## [Texto]
Minha mãe, cansada da faina diária envolvendo nove crias, no escurinho do cinema não viu nem a abertura das cortinas. Acordou com o choro convulsivo de uma moça a seu lado:

– O que foi, filha, tá passando mal?  

– Que tristeza... – soluçava a moça.

 

Esses dramas não eram corriqueiros na União dos Palmares – berço de Jorge de Lima, o príncipe dos poetas, autor de “Poemas Negros” – onde morei no final dos anos 1960, dos 10 aos 12 anos de idade. Mas havia outras tragédias.

 

Lá, por exemplo, não tinha água potável, encanada. Duas vezes por semana, seu Jorge, um simpático cafuzo, parrudo e maneta – mutilou-se, ainda criança, na colheita de cana-de-açúcar – vendia água da cacimba de um sítio que arrendara. Também plantava verduras, raízes e criava galos-de-briga para apostas em rinhas tornadas clandestinas por Jânio Quadros.  

 

Certa vez, perguntei se poderia acompanhá-lo até a cacimba onde abasteceria suas latas para suprir uma casa próxima da minha. Não só permitiu como me ensinou a segurar firme na cangalha para não cair.

## [Material fornecido]

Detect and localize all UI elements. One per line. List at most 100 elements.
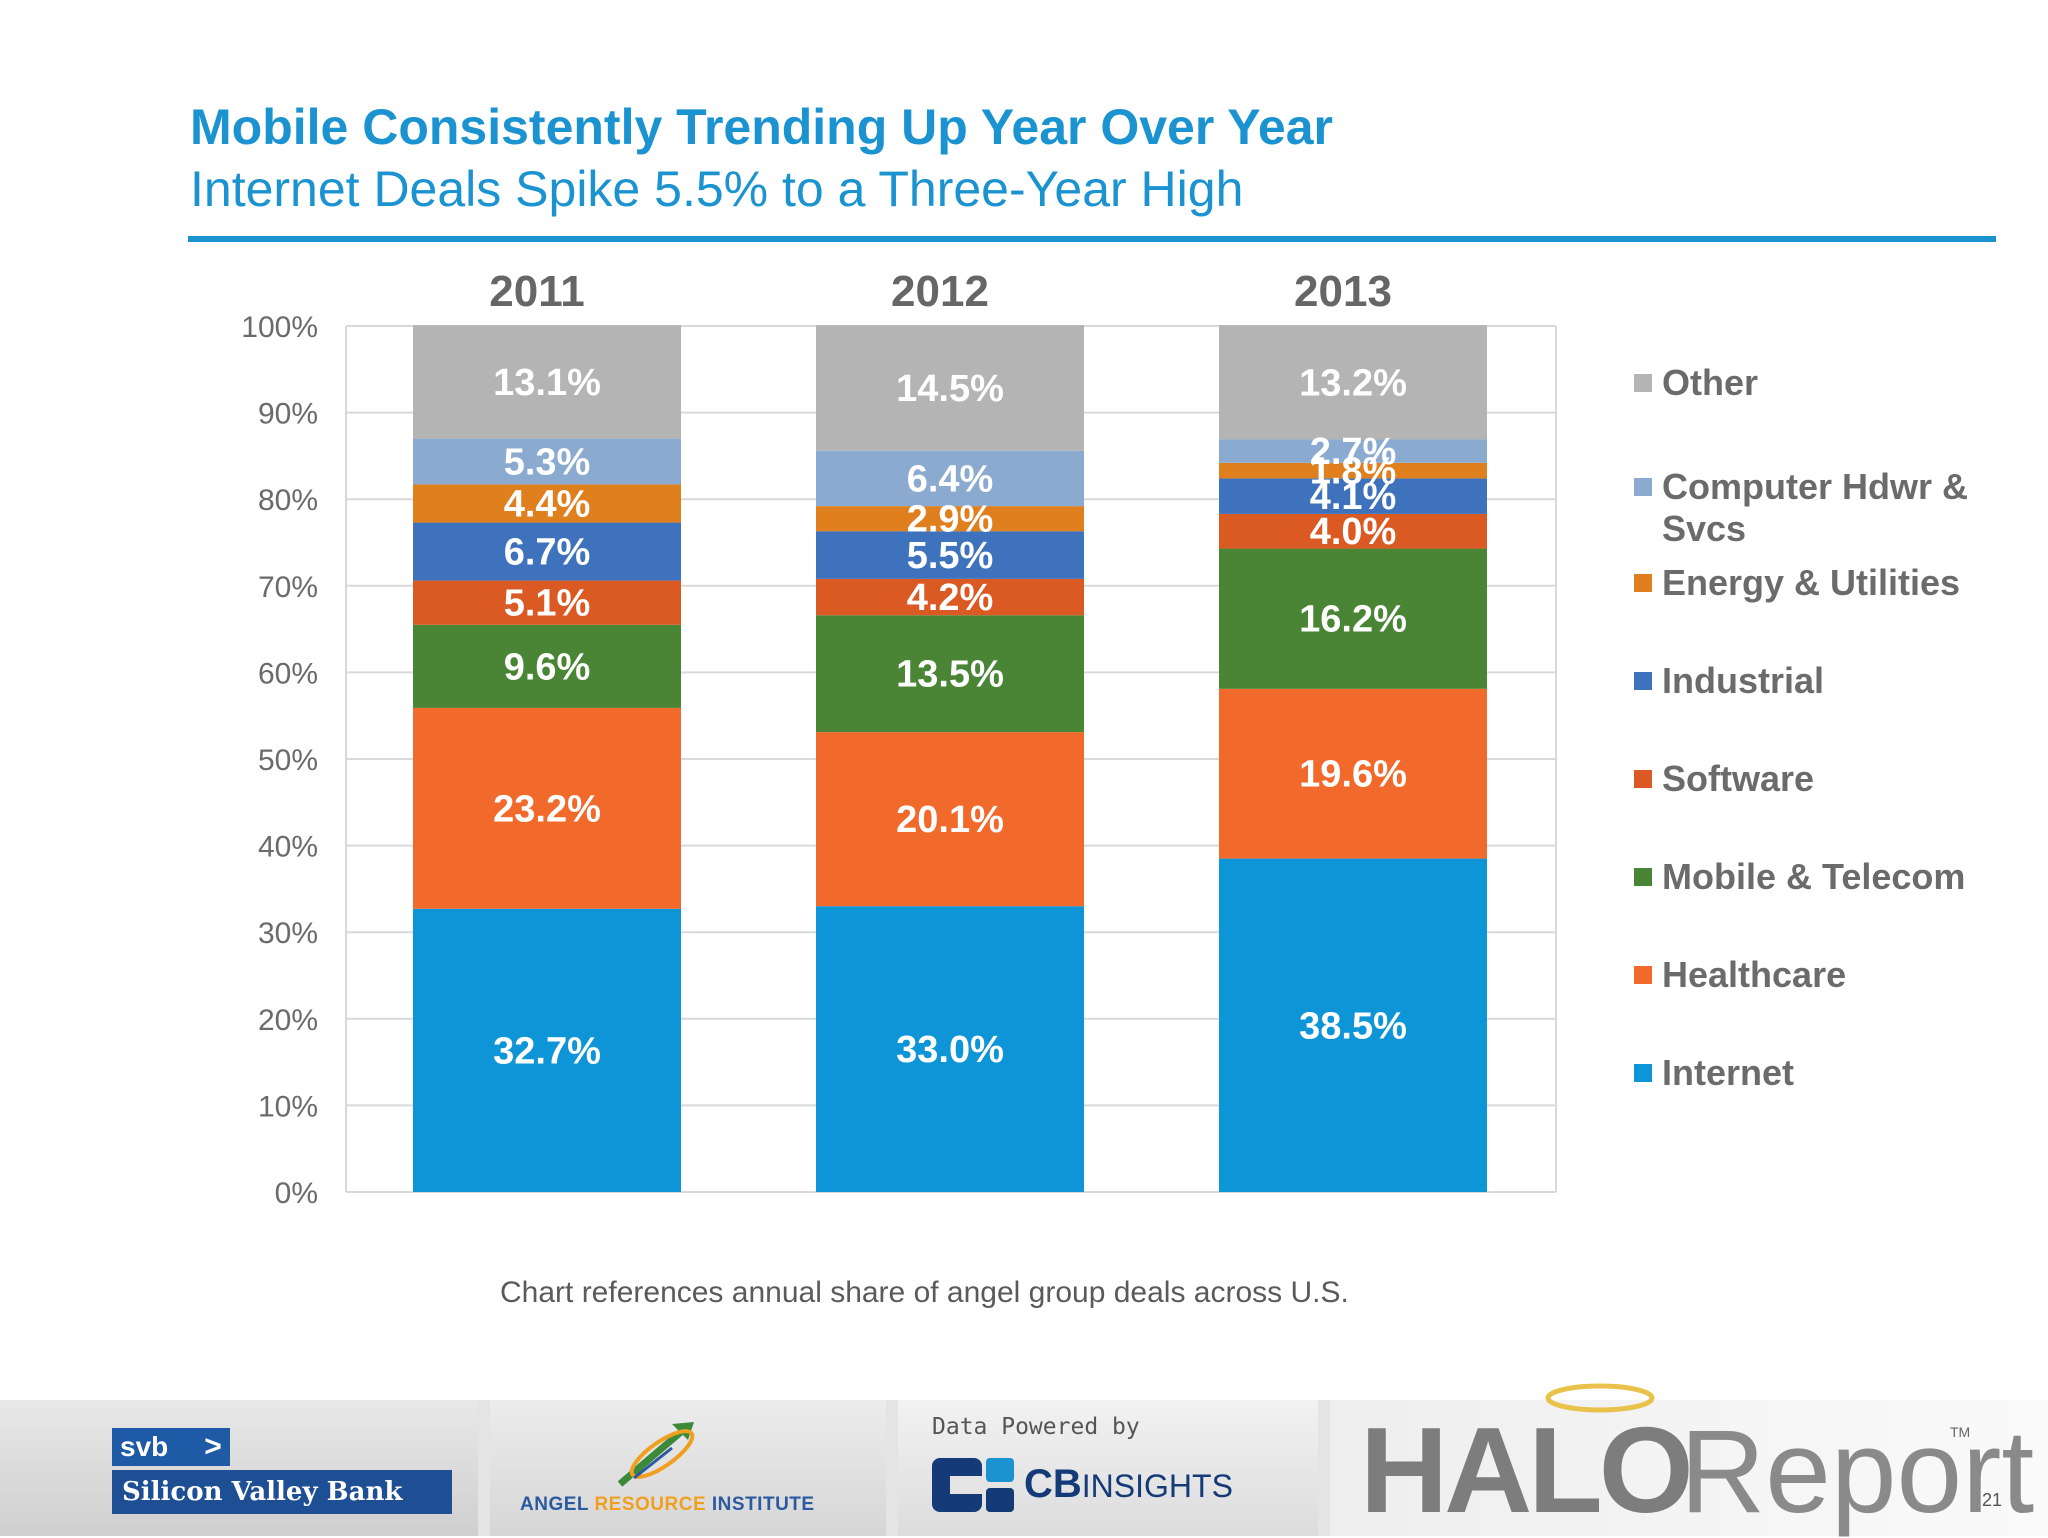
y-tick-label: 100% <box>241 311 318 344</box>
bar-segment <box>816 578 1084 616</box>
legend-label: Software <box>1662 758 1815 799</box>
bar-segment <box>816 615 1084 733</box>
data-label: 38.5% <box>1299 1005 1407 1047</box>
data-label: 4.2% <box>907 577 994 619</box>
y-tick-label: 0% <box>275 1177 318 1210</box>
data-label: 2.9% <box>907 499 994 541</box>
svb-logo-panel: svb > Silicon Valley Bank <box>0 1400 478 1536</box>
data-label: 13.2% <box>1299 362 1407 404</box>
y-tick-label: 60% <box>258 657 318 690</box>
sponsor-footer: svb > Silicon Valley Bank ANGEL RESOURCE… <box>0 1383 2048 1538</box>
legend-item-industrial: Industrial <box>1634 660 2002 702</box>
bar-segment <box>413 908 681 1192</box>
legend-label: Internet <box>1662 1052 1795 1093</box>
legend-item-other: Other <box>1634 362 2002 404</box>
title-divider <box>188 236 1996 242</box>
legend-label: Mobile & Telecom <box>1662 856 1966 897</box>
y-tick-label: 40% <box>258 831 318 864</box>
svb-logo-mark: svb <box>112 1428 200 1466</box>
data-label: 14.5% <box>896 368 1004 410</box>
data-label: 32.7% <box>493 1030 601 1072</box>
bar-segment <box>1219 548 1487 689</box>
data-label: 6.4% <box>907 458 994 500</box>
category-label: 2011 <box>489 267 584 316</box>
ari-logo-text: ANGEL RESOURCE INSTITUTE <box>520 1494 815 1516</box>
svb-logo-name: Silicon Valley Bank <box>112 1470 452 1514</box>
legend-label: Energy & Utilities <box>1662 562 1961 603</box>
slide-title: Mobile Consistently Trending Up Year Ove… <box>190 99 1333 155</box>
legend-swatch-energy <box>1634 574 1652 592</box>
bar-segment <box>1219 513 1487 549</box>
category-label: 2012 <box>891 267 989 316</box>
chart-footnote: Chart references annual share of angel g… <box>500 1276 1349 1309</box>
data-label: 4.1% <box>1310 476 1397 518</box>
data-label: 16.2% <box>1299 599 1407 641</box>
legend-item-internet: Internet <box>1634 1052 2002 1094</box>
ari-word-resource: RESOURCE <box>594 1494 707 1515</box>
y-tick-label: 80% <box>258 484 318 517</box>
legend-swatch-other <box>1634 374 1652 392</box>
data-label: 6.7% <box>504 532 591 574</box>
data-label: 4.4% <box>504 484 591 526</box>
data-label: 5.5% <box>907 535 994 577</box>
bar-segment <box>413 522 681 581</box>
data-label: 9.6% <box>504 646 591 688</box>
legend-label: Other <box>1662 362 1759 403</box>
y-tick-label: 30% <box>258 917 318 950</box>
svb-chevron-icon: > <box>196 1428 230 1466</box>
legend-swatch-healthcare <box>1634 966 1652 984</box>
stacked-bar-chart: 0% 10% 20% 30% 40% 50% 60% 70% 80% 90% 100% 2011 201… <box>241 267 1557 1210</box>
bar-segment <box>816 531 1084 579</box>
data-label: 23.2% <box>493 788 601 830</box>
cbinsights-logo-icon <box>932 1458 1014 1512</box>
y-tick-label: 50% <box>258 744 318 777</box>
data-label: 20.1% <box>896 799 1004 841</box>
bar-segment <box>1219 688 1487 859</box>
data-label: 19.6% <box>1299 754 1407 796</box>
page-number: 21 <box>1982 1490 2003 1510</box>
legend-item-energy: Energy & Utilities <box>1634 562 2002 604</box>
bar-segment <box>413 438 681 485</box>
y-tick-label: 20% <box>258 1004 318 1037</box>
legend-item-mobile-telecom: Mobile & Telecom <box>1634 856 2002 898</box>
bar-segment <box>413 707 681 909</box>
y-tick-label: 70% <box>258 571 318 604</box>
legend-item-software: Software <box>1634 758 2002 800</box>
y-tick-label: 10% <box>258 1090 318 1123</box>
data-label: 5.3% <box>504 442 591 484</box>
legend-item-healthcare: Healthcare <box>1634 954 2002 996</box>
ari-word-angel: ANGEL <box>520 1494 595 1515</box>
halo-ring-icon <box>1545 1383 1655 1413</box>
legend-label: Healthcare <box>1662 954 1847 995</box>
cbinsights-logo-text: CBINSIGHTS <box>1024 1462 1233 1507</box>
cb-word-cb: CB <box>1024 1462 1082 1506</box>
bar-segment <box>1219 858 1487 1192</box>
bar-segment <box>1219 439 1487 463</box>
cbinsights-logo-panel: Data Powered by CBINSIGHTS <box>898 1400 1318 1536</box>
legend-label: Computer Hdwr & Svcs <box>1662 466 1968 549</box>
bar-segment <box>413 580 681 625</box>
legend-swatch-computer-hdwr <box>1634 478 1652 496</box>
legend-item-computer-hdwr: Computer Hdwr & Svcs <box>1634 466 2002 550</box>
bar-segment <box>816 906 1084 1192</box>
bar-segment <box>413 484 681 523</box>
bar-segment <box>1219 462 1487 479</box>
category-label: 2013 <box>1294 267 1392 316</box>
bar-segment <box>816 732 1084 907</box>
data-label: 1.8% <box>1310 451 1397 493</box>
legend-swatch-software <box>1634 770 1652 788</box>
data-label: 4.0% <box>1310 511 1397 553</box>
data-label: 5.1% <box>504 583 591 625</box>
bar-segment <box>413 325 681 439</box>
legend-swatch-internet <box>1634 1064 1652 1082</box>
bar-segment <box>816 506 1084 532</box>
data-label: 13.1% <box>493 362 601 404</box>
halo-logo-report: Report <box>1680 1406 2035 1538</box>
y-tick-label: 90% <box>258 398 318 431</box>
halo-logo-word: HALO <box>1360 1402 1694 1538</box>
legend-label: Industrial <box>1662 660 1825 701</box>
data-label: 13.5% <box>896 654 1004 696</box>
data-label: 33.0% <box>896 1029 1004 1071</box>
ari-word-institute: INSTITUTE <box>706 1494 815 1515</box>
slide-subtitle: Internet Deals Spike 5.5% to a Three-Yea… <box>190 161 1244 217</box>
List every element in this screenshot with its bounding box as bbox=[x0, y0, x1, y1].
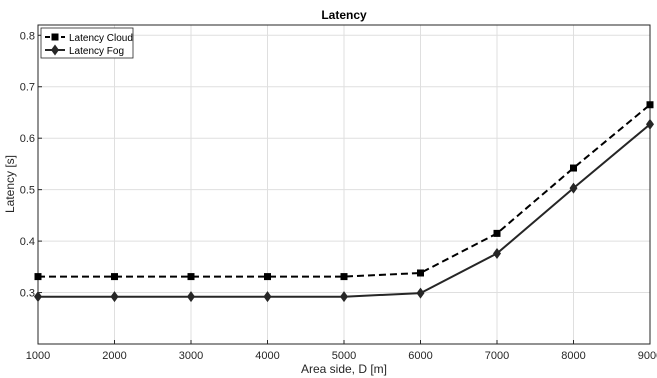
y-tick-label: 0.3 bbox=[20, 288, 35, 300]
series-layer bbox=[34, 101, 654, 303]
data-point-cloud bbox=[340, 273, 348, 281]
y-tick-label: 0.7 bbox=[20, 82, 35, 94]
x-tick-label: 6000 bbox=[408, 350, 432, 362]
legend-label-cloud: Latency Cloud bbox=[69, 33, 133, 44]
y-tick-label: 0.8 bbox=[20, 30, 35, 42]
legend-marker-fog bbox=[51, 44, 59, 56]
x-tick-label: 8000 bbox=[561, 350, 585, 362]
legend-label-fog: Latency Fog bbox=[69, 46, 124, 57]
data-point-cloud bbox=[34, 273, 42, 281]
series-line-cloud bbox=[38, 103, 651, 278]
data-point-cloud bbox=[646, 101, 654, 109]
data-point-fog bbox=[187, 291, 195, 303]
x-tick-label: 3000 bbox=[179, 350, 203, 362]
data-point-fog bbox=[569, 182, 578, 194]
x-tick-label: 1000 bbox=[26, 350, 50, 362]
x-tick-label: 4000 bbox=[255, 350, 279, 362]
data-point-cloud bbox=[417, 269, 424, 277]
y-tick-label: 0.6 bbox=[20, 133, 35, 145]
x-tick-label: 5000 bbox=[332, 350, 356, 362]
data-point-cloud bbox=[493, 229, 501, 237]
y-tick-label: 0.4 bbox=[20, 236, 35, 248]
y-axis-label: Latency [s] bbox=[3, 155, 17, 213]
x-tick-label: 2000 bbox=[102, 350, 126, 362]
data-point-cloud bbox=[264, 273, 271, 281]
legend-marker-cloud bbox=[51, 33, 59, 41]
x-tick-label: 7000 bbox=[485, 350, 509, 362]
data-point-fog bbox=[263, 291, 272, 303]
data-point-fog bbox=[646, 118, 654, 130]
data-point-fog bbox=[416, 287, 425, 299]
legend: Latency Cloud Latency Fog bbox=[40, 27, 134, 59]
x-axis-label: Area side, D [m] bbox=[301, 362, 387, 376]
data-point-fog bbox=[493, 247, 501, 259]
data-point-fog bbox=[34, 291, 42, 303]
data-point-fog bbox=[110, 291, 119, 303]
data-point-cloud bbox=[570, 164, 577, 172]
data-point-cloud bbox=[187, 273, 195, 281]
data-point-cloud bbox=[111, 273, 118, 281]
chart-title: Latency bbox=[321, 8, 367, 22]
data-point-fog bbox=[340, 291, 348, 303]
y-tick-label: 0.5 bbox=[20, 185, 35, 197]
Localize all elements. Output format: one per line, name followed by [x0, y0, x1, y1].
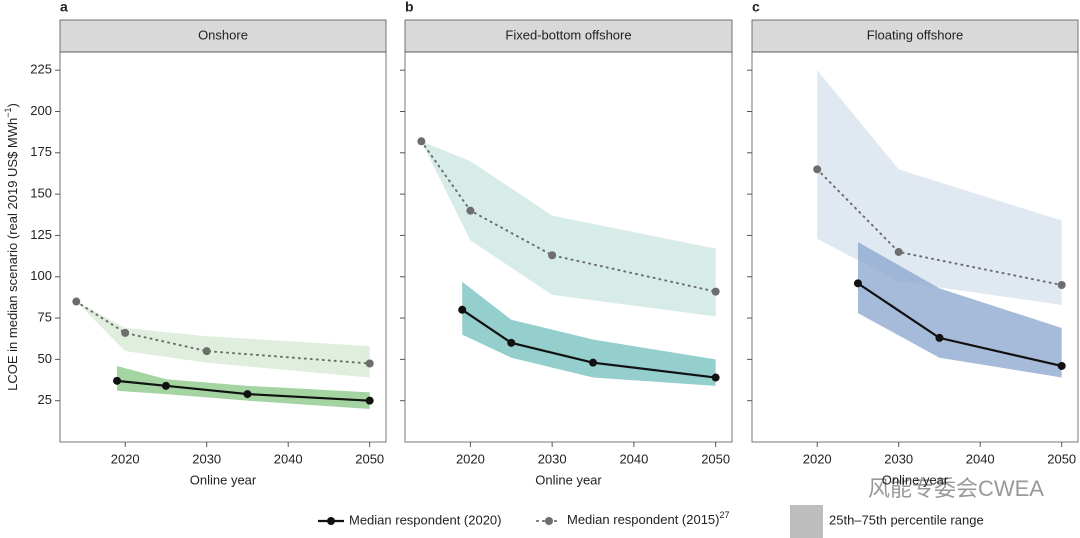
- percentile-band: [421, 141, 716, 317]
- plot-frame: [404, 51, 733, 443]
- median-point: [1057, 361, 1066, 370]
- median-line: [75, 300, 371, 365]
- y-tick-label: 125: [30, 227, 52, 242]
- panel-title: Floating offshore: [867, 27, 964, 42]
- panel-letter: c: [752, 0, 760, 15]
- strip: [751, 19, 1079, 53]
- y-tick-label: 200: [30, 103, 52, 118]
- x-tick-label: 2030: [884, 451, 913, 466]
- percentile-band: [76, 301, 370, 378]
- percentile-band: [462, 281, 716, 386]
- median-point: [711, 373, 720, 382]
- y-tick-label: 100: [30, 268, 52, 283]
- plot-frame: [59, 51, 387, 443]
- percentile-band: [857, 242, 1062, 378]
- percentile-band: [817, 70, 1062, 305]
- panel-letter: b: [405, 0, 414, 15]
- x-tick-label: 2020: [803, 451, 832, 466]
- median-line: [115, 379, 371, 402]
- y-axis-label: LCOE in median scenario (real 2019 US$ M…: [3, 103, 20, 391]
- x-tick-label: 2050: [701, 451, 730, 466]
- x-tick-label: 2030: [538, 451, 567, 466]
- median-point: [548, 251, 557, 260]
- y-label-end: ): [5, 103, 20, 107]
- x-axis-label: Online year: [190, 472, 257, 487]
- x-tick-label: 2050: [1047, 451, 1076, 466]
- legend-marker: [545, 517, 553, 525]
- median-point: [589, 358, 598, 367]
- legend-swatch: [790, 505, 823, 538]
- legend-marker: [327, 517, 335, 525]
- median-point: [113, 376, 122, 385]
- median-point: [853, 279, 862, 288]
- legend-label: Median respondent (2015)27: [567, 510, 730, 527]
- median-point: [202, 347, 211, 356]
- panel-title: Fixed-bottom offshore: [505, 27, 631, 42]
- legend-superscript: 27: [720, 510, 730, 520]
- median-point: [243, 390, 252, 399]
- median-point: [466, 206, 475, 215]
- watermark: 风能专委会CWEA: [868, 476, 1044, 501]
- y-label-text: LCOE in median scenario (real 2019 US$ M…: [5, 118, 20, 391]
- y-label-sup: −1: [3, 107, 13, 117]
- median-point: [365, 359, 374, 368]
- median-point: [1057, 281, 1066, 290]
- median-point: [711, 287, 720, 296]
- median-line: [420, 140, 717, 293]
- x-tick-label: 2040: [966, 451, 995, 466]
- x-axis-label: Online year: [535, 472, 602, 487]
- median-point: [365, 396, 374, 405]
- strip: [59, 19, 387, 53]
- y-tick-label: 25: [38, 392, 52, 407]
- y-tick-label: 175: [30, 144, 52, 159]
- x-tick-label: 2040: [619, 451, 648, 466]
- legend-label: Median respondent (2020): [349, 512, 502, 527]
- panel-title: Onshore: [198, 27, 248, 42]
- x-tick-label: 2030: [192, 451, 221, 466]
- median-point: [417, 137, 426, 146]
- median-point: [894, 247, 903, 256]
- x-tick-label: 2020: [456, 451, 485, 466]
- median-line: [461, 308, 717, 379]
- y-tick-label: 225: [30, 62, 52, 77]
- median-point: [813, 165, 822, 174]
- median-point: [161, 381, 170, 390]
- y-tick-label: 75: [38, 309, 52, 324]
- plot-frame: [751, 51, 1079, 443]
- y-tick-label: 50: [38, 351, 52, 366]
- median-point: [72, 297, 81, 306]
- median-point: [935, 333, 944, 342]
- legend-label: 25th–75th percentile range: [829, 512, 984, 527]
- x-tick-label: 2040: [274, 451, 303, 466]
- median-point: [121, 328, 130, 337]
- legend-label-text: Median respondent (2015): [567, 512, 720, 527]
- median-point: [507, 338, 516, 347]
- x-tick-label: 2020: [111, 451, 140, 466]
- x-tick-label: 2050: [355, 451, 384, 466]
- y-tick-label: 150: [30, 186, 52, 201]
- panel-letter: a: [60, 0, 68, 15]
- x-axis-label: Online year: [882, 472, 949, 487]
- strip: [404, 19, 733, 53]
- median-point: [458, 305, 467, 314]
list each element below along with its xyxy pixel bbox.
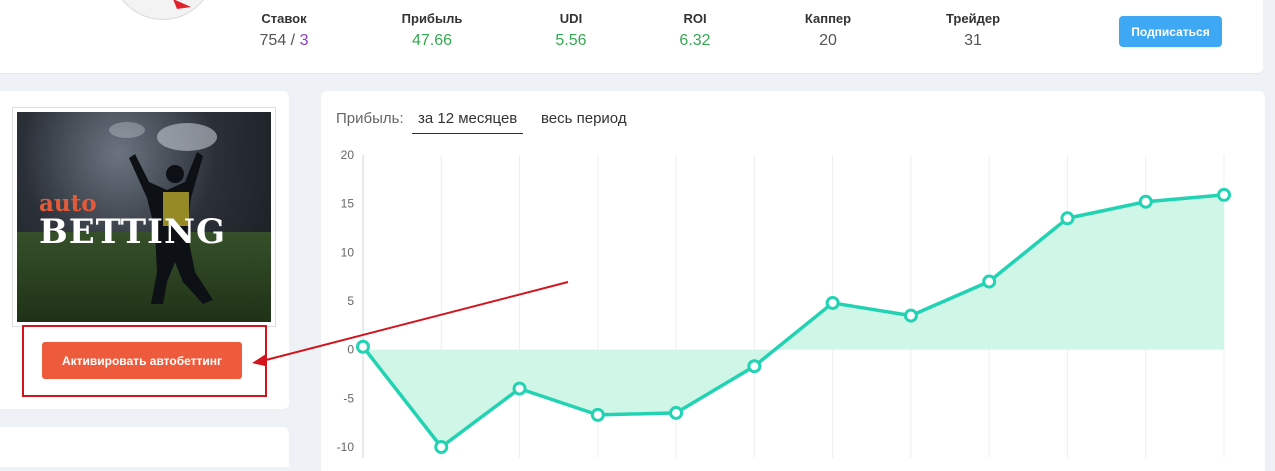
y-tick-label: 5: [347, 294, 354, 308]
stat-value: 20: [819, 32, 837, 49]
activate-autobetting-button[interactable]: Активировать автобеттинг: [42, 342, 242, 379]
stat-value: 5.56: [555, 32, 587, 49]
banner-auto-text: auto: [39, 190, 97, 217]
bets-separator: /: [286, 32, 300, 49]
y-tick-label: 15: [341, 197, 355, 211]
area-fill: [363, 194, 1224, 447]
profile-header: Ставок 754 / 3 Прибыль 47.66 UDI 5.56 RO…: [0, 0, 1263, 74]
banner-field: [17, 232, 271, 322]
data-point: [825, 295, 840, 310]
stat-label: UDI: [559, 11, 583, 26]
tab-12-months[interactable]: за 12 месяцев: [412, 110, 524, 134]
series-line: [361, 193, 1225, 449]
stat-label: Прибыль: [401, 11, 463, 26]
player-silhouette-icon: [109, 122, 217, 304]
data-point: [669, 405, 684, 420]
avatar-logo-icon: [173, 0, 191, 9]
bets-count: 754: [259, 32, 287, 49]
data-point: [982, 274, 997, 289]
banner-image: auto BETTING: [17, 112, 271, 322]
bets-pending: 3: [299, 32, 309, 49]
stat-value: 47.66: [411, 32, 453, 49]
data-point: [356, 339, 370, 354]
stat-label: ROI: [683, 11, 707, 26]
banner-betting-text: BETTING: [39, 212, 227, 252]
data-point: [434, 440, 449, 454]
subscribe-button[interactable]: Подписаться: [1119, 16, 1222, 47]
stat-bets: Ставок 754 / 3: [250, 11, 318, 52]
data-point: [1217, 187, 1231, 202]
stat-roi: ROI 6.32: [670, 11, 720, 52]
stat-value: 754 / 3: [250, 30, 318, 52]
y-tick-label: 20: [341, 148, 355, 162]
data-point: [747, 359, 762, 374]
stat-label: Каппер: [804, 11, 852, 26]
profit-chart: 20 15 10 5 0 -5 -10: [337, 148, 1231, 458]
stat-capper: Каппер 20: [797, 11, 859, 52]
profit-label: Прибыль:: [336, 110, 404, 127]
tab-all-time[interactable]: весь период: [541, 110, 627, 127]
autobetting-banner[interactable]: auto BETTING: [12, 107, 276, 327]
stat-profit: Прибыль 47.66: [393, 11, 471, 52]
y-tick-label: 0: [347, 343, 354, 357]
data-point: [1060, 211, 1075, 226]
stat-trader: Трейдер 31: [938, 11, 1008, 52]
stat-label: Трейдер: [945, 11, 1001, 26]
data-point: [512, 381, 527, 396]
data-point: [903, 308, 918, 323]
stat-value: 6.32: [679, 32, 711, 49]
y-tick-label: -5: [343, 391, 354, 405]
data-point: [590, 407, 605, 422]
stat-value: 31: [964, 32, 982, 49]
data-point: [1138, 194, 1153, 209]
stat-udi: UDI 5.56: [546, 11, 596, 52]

## [Seu objetivo]
Escreva a continuação do relato sobre a vida em União dos Palmares, começando logo depois da última frase.

## [A resposta]
Montado numa velha burra pelo de rato, chamada Mimosa, eu me sentia em completo êxtase, o próprio Django dos faroestes das matinês do Cine Imperatriz.

 

Fotografia: Afonso Loureiro

Seu Jorge também fornecia água destinada a outros usos domésticos, imprópria para consumo humano. Coletava-a no rio Mundaú, cujas águas serviam a lavadeiras, pescadores e vendedores ambulantes como ele. E me deixava vê-lo trabalhando. 

 

Em pouco tempo, combinei com sitiantes das redondezas, ao lado de outros moleques, um preço justo para banhar cavalos e éguas: o direito de, antes do banho, suar cada animal em meia hora de galope no osso (sem selas nem estribos), tendo por cabresto apenas um laço de corda no focinho. 

 

De tanto levar os bichos pro rio, um dia arrisquei mergulhar mais profundo, voltar à tona e bater braços e pernas até a margem, vencendo o medo de ser engolido pela correnteza ou pelos redemoinhos.

 

Se não fosse seu Jorge, aprender a montar e a nadar teriam sido bem mais difíceis para mim.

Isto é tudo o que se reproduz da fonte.